→ What you need to do:
From the records below, copy each line that has the word "India" in it.

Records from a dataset
--- --- ---
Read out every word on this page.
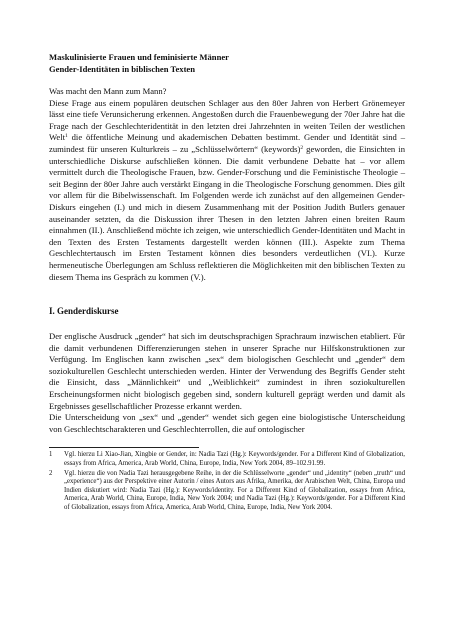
Maskulinisierte Frauen und feminisierte Männer

Gender-Identitäten in biblischen Texten

Was macht den Mann zum Mann?

Diese Frage aus einem populären deutschen Schlager aus den 80er Jahren von Herbert Grönemeyer lässt eine tiefe Verunsicherung erkennen. Angestoßen durch die Frauenbewegung der 70er Jahre hat die Frage nach der Geschlechteridentität in den letzten drei Jahrzehnten in weiten Teilen der westlichen Welt$^1$ die öffentliche Meinung und akademischen Debatten bestimmt. Gender und Identität sind – zumindest für unseren Kulturkreis – zu „Schlüsselwörtern“ (keywords)$^2$ geworden, die Einsichten in unterschiedliche Diskurse aufschließen können. Die damit verbundene Debatte hat – vor allem vermittelt durch die Theologische Frauen, bzw. Gender-Forschung und die Feministische Theologie – seit Beginn der 80er Jahre auch verstärkt Eingang in die Theologische Forschung genommen. Dies gilt vor allem für die Bibelwissenschaft. Im Folgenden werde ich zunächst auf den allgemeinen Gender-Diskurs eingehen (I.) und mich in diesem Zusammenhang mit der Position Judith Butlers genauer auseinander setzten, da die Diskussion ihrer Thesen in den letzten Jahren einen breiten Raum einnahmen (II.). Anschließend möchte ich zeigen, wie unterschiedlich Gender-Identitäten und Macht in den Texten des Ersten Testaments dargestellt werden können (III.). Aspekte zum Thema Geschlechtertausch im Ersten Testament können dies besonders verdeutlichen (VI.). Kurze hermeneutische Überlegungen am Schluss reflektieren die Möglichkeiten mit den biblischen Texten zu diesem Thema ins Gespräch zu kommen (V.).

I. Genderdiskurse

Der englische Ausdruck „gender“ hat sich im deutschsprachigen Sprachraum inzwischen etabliert. Für die damit verbundenen Differenzierungen stehen in unserer Sprache nur Hilfskonstruktionen zur Verfügung. Im Englischen kann zwischen „sex“ dem biologischen Geschlecht und „gender“ dem soziokulturellen Geschlecht unterschieden werden. Hinter der Verwendung des Begriffs Gender steht die Einsicht, dass „Männlichkeit“ und „Weiblichkeit“ zumindest in ihren soziokulturellen Erscheinungsformen nicht biologisch gegeben sind, sondern kulturell geprägt werden und damit als Ergebnisses gesellschaftlicher Prozesse erkannt werden.

Die Unterscheidung von „sex“ und „gender“ wendet sich gegen eine biologistische Unterscheidung von Geschlechtscharakteren und Geschlechterrollen, die auf ontologischer

1	Vgl. hierzu Li Xiao-Jian, Xingbie or Gender, in: Nadia Tazi (Hg.): Keywords/gender. For a Different Kind of Globalization, essays from Africa, America, Arab World, China, Europe, India, New York 2004, 89–102.91.99.
2	Vgl. hierzu die von Nadia Tazi herausgegebene Reihe, in der die Schlüsselworte „gender“ und „identity“ (neben „truth“ und „experience“) aus der Perspektive einer Autorin / eines Autors aus Afrika, Amerika, der Arabischen Welt, China, Europa und Indien diskutiert wird: Nadia Tazi (Hg.): Keywords/identity. For a Different Kind of Globalization, essays from Africa, America, Arab World, China, Europe, India, New York 2004; und Nadia Tazi (Hg.): Keywords/gender. For a Different Kind of Globalization, essays from Africa, America, Arab World, China, Europe, India, New York 2004.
--- --- ---
→ Task response:
1	Vgl. hierzu Li Xiao-Jian, Xingbie or Gender, in: Nadia Tazi (Hg.): Keywords/gender. For a Different Kind of Globalization, essays from Africa, America, Arab World, China, Europe, India, New York 2004, 89–102.91.99.
2	Vgl. hierzu die von Nadia Tazi herausgegebene Reihe, in der die Schlüsselworte „gender“ und „identity“ (neben „truth“ und „experience“) aus der Perspektive einer Autorin / eines Autors aus Afrika, Amerika, der Arabischen Welt, China, Europa und Indien diskutiert wird: Nadia Tazi (Hg.): Keywords/identity. For a Different Kind of Globalization, essays from Africa, America, Arab World, China, Europe, India, New York 2004; und Nadia Tazi (Hg.): Keywords/gender. For a Different Kind of Globalization, essays from Africa, America, Arab World, China, Europe, India, New York 2004.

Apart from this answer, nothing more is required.